**DIRECTION**
Read the data and repeat all of it exactly.

**WORKING DATA**
......

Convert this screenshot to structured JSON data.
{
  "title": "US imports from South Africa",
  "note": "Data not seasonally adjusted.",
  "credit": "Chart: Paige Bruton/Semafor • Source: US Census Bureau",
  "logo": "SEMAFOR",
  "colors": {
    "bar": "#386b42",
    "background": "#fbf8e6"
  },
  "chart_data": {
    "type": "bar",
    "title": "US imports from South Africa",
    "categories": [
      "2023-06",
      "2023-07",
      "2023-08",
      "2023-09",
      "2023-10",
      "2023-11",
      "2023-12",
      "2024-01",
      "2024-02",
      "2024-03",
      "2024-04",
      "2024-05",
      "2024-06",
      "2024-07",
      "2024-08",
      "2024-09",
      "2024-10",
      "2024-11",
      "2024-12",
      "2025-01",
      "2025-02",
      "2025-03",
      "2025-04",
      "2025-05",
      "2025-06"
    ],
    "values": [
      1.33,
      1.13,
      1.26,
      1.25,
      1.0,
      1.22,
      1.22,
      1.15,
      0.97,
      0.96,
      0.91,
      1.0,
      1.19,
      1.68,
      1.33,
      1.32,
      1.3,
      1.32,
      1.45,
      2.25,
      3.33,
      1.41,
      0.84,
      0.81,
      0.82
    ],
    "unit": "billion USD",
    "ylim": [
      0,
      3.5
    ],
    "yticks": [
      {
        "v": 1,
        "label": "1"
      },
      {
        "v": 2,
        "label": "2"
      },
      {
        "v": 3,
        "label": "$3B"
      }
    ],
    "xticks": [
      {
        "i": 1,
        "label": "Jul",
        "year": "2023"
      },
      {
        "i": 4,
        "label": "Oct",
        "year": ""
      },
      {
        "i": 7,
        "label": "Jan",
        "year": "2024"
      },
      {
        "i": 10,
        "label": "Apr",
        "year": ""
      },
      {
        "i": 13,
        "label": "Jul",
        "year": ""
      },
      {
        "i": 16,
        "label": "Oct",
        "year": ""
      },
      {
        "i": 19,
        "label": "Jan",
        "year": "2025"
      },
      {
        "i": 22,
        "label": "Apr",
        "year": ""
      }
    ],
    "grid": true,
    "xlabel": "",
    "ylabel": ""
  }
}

......

**THE REPLY**
Convert this screenshot to structured JSON data.
{
  "title": "US imports from South Africa",
  "note": "Data not seasonally adjusted.",
  "credit": "Chart: Paige Bruton/Semafor • Source: US Census Bureau",
  "logo": "SEMAFOR",
  "colors": {
    "bar": "#386b42",
    "background": "#fbf8e6"
  },
  "chart_data": {
    "type": "bar",
    "title": "US imports from South Africa",
    "categories": [
      "2023-06",
      "2023-07",
      "2023-08",
      "2023-09",
      "2023-10",
      "2023-11",
      "2023-12",
      "2024-01",
      "2024-02",
      "2024-03",
      "2024-04",
      "2024-05",
      "2024-06",
      "2024-07",
      "2024-08",
      "2024-09",
      "2024-10",
      "2024-11",
      "2024-12",
      "2025-01",
      "2025-02",
      "2025-03",
      "2025-04",
      "2025-05",
      "2025-06"
    ],
    "values": [
      1.33,
      1.13,
      1.26,
      1.25,
      1.0,
      1.22,
      1.22,
      1.15,
      0.97,
      0.96,
      0.91,
      1.0,
      1.19,
      1.68,
      1.33,
      1.32,
      1.3,
      1.32,
      1.45,
      2.25,
      3.33,
      1.41,
      0.84,
      0.81,
      0.82
    ],
    "unit": "billion USD",
    "ylim": [
      0,
      3.5
    ],
    "yticks": [
      {
        "v": 1,
        "label": "1"
      },
      {
        "v": 2,
        "label": "2"
      },
      {
        "v": 3,
        "label": "$3B"
      }
    ],
    "xticks": [
      {
        "i": 1,
        "label": "Jul",
        "year": "2023"
      },
      {
        "i": 4,
        "label": "Oct",
        "year": ""
      },
      {
        "i": 7,
        "label": "Jan",
        "year": "2024"
      },
      {
        "i": 10,
        "label": "Apr",
        "year": ""
      },
      {
        "i": 13,
        "label": "Jul",
        "year": ""
      },
      {
        "i": 16,
        "label": "Oct",
        "year": ""
      },
      {
        "i": 19,
        "label": "Jan",
        "year": "2025"
      },
      {
        "i": 22,
        "label": "Apr",
        "year": ""
      }
    ],
    "grid": true,
    "xlabel": "",
    "ylabel": ""
  }
}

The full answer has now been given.